- **Aufgabe**
Schreiben Sie die Zeilen unverändert ab, beginnend mit der Zeile mit „on-label: ON [258, 139, 270, 148]“ und fortlaufend bis einschließlich der Zeile mit „on-label: ON [154, 139, 166, 148]“.

+++ Daten zur Aufgabe

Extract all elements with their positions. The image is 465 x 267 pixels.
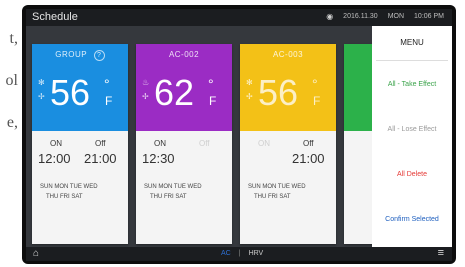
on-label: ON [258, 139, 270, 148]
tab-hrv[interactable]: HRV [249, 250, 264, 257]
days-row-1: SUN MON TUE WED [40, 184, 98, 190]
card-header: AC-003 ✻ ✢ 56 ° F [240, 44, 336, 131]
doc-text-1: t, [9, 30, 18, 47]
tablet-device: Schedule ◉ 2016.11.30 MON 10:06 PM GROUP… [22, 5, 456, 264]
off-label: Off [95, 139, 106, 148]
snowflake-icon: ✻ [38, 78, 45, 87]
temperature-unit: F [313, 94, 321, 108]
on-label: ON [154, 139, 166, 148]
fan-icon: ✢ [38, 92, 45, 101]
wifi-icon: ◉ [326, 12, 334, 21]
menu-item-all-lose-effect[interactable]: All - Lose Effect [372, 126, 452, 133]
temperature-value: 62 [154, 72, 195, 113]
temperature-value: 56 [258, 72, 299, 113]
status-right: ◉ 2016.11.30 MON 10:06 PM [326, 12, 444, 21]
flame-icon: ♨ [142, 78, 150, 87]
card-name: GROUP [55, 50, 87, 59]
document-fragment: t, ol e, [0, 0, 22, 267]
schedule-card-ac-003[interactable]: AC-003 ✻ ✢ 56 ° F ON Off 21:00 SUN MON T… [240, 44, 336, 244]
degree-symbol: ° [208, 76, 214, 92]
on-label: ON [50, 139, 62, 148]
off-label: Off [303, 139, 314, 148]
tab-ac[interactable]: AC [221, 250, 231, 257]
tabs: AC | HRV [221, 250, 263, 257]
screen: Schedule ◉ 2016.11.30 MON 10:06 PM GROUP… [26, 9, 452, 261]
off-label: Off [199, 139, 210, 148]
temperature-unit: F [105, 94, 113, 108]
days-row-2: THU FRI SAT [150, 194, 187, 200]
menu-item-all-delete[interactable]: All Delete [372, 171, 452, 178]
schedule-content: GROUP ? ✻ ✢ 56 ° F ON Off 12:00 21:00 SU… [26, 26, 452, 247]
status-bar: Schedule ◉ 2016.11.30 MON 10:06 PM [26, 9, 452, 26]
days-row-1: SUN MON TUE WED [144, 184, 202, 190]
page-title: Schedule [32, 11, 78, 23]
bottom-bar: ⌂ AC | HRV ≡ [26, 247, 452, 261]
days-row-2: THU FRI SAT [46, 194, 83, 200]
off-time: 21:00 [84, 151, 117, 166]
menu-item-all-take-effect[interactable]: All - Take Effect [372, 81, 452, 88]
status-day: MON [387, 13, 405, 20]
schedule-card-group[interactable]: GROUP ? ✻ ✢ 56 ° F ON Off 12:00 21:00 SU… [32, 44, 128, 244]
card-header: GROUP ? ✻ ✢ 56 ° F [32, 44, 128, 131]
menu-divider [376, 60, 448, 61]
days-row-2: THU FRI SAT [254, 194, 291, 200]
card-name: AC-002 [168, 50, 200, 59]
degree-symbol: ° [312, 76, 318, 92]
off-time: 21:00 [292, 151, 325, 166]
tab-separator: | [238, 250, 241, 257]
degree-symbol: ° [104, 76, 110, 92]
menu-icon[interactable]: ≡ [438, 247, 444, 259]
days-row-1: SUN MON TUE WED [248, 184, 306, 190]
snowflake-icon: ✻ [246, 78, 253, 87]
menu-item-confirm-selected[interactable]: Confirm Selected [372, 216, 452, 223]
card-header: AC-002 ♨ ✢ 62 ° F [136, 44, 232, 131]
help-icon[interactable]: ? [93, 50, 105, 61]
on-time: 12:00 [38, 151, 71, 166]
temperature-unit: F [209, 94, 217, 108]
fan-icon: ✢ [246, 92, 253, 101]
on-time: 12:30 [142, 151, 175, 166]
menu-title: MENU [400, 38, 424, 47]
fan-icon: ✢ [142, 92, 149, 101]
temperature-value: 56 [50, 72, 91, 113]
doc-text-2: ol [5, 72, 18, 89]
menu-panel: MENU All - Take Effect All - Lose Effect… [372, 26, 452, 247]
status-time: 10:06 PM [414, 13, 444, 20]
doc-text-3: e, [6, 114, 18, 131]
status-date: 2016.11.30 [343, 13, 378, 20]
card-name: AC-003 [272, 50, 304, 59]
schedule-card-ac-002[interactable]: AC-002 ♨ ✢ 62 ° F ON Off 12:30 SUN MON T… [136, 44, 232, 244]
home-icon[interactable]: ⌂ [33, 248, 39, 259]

++++++
+++ Daten zur Aufgabe

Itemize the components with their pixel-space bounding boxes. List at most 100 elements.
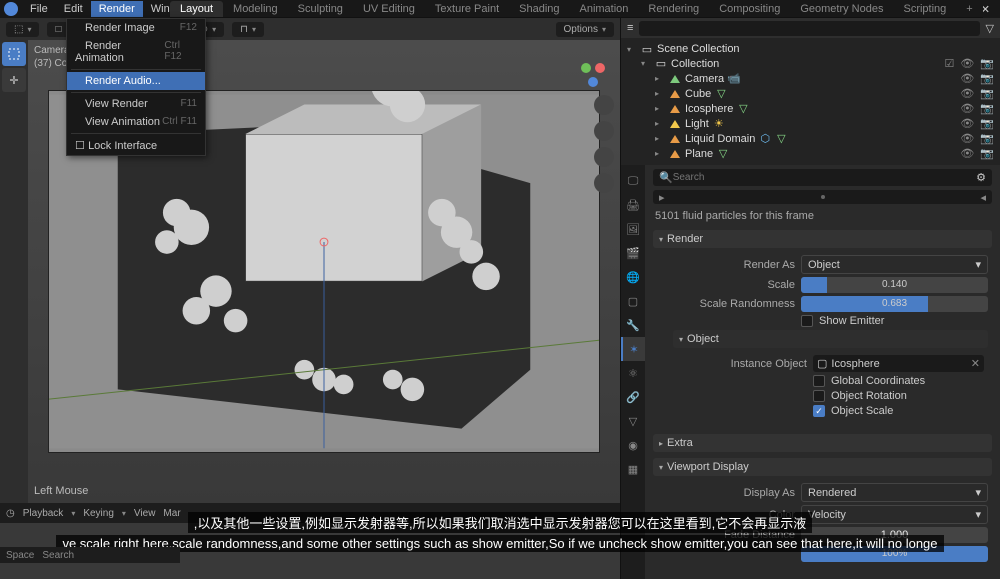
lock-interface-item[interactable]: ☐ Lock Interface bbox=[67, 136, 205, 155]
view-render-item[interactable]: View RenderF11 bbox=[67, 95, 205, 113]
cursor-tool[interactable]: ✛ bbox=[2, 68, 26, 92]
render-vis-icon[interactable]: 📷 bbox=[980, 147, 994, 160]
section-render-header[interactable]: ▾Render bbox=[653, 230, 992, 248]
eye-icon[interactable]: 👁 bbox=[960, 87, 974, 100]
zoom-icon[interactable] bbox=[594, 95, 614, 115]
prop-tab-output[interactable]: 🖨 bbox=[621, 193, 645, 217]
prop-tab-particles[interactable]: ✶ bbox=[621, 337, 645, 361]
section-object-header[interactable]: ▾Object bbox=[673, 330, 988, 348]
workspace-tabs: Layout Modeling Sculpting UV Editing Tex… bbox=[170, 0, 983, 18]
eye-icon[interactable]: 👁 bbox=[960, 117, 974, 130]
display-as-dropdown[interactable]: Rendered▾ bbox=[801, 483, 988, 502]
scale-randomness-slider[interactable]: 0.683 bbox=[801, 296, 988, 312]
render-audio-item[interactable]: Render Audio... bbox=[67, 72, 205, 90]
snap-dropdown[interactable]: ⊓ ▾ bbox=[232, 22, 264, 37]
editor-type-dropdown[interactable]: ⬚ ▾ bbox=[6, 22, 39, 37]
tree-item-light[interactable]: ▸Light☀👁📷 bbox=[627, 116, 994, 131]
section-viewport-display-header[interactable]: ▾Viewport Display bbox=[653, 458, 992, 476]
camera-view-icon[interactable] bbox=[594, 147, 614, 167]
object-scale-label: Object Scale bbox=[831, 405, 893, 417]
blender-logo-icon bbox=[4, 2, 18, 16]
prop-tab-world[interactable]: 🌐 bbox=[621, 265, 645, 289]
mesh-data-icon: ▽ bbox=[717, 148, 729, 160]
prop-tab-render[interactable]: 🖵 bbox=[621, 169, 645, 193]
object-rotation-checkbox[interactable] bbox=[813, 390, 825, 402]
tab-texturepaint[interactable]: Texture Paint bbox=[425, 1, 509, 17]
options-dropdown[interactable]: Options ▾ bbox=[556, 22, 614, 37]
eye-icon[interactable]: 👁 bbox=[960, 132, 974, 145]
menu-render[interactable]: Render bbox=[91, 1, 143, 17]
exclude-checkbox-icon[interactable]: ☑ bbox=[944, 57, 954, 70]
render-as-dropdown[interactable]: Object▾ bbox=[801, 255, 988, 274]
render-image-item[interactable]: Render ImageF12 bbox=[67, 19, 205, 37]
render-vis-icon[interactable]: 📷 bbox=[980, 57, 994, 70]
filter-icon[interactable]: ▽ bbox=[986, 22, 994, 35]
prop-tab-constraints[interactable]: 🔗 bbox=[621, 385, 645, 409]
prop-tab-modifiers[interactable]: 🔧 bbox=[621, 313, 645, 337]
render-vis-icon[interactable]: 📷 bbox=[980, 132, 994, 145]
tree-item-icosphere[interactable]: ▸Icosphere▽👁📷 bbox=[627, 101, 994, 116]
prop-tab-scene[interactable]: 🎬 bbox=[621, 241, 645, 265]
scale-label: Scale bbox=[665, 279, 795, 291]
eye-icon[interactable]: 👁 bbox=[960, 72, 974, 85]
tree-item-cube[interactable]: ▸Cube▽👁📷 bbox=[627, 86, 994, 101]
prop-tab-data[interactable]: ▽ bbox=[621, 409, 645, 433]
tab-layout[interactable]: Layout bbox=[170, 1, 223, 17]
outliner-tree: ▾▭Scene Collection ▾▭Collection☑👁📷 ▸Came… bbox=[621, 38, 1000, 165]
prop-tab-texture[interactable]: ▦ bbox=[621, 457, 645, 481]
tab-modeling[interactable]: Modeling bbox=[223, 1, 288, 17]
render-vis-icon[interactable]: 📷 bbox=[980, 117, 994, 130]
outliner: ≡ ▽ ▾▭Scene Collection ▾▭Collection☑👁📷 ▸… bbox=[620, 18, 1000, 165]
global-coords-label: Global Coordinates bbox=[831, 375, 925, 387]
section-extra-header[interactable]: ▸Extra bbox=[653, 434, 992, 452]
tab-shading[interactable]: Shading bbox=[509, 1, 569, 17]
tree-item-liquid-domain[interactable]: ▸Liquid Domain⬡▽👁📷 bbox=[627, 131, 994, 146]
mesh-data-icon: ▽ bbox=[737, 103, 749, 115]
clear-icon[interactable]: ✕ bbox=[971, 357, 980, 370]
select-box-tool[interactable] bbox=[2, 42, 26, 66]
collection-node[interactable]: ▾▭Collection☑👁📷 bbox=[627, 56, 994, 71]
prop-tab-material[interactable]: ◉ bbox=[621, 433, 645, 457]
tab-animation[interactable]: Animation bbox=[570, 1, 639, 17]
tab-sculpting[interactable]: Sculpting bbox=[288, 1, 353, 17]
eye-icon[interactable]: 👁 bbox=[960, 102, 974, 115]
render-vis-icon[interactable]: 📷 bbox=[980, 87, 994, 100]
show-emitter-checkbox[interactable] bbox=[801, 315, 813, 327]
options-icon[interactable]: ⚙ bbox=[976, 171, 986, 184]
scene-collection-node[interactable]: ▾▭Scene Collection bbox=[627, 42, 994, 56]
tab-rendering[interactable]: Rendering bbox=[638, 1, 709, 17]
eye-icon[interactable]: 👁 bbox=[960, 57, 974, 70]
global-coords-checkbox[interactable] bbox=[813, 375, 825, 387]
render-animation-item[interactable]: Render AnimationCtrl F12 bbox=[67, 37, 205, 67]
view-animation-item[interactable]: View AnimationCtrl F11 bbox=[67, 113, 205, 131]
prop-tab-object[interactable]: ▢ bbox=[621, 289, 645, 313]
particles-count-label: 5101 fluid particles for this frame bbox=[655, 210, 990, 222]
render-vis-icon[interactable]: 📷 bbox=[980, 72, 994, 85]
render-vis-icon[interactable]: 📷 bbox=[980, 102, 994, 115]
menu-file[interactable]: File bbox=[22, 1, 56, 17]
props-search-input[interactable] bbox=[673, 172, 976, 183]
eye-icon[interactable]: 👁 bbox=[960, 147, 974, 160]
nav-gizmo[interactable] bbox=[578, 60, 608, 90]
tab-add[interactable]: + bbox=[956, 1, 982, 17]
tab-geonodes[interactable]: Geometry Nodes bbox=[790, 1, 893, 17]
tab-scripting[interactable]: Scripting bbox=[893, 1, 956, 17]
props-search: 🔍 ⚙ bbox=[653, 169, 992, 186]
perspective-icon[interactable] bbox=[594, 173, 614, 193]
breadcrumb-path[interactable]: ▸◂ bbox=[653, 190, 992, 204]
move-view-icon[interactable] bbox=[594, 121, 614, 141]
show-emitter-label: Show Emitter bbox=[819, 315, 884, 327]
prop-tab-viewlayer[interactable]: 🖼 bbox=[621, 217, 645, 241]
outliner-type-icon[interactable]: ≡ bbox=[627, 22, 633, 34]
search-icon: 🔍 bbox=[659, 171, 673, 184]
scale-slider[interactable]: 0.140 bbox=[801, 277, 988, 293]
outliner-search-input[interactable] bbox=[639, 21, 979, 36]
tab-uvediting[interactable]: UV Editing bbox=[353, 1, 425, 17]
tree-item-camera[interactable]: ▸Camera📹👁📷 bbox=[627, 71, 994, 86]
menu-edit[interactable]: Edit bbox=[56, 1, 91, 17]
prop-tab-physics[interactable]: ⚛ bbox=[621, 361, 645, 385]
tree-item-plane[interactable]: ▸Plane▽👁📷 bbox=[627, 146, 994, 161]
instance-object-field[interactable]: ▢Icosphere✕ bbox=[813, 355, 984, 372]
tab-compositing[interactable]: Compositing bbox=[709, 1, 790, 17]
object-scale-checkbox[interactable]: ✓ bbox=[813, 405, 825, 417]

++++++

- **Korrektes Ergebnis**
on-label: ON [258, 139, 270, 148]
tab-hrv[interactable]: HRV [249, 250, 264, 257]
days-row-1: SUN MON TUE WED [40, 184, 98, 190]
card-header: AC-003 ✻ ✢ 56 ° F [240, 44, 336, 131]
doc-text-1: t, [9, 30, 18, 47]
tablet-device: Schedule ◉ 2016.11.30 MON 10:06 PM GROUP… [22, 5, 456, 264]
off-label: Off [95, 139, 106, 148]
snowflake-icon: ✻ [38, 78, 45, 87]
temperature-unit: F [313, 94, 321, 108]
on-label: ON [154, 139, 166, 148]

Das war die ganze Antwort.